**What you have to do**
Pick out all lines with the word "TRACK" from the records that follow.

(Source records)

=======

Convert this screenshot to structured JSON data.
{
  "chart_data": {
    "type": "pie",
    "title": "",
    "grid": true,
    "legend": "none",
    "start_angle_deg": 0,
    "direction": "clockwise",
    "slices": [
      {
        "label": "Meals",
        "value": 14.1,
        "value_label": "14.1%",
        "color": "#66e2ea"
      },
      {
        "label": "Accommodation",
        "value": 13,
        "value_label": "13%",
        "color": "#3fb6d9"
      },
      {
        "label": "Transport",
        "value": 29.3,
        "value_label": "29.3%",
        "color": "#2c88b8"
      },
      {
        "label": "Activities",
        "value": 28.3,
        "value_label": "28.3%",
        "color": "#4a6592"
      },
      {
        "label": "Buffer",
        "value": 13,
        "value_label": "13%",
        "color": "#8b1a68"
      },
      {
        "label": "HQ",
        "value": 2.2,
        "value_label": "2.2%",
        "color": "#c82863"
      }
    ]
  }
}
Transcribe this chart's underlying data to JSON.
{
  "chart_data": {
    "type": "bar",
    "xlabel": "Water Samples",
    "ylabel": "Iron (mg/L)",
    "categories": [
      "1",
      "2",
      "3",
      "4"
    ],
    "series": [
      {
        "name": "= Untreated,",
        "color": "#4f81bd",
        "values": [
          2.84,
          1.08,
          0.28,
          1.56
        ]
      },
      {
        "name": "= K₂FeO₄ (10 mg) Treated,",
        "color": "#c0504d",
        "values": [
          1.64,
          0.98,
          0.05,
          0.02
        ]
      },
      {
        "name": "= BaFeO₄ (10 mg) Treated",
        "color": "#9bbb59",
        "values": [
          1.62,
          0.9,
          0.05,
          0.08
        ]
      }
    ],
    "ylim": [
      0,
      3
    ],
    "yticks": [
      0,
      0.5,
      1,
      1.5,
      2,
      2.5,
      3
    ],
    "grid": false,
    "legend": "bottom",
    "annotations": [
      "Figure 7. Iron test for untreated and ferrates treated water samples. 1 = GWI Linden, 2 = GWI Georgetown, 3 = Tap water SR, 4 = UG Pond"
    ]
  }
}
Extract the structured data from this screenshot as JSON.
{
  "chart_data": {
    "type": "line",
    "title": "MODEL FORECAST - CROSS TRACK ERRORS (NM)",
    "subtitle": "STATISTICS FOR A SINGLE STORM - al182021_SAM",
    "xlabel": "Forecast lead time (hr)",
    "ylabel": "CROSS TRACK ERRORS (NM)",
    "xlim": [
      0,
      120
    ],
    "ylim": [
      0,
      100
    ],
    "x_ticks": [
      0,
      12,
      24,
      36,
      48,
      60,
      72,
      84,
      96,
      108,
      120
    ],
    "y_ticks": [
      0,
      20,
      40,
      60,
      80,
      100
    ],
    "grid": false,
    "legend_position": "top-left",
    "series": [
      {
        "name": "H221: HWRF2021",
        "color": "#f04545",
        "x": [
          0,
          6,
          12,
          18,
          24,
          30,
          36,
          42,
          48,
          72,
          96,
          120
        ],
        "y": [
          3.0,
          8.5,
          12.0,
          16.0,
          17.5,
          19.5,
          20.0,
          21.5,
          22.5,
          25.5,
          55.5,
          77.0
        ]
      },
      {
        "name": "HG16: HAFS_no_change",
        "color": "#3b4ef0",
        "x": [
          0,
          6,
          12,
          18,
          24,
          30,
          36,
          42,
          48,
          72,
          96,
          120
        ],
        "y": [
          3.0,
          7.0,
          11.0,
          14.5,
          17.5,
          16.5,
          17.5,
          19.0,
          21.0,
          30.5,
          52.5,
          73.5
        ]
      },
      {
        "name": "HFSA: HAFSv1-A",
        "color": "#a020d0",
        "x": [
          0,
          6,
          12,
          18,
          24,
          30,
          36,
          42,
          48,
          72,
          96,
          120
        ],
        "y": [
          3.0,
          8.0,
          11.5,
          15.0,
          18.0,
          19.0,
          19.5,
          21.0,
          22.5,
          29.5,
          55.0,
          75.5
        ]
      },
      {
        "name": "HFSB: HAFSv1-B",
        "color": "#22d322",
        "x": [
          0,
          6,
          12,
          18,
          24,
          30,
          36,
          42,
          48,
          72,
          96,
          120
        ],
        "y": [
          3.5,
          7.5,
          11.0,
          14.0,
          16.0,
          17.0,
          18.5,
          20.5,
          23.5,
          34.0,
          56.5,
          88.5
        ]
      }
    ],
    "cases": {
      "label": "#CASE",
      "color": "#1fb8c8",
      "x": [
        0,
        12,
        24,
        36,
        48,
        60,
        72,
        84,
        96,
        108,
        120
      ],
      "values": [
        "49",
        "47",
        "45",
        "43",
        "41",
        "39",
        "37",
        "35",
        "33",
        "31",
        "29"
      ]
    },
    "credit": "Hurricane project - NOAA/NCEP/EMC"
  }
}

=======

**Answer to this problem**
    "title": "MODEL FORECAST - CROSS TRACK ERRORS (NM)",
    "ylabel": "CROSS TRACK ERRORS (NM)",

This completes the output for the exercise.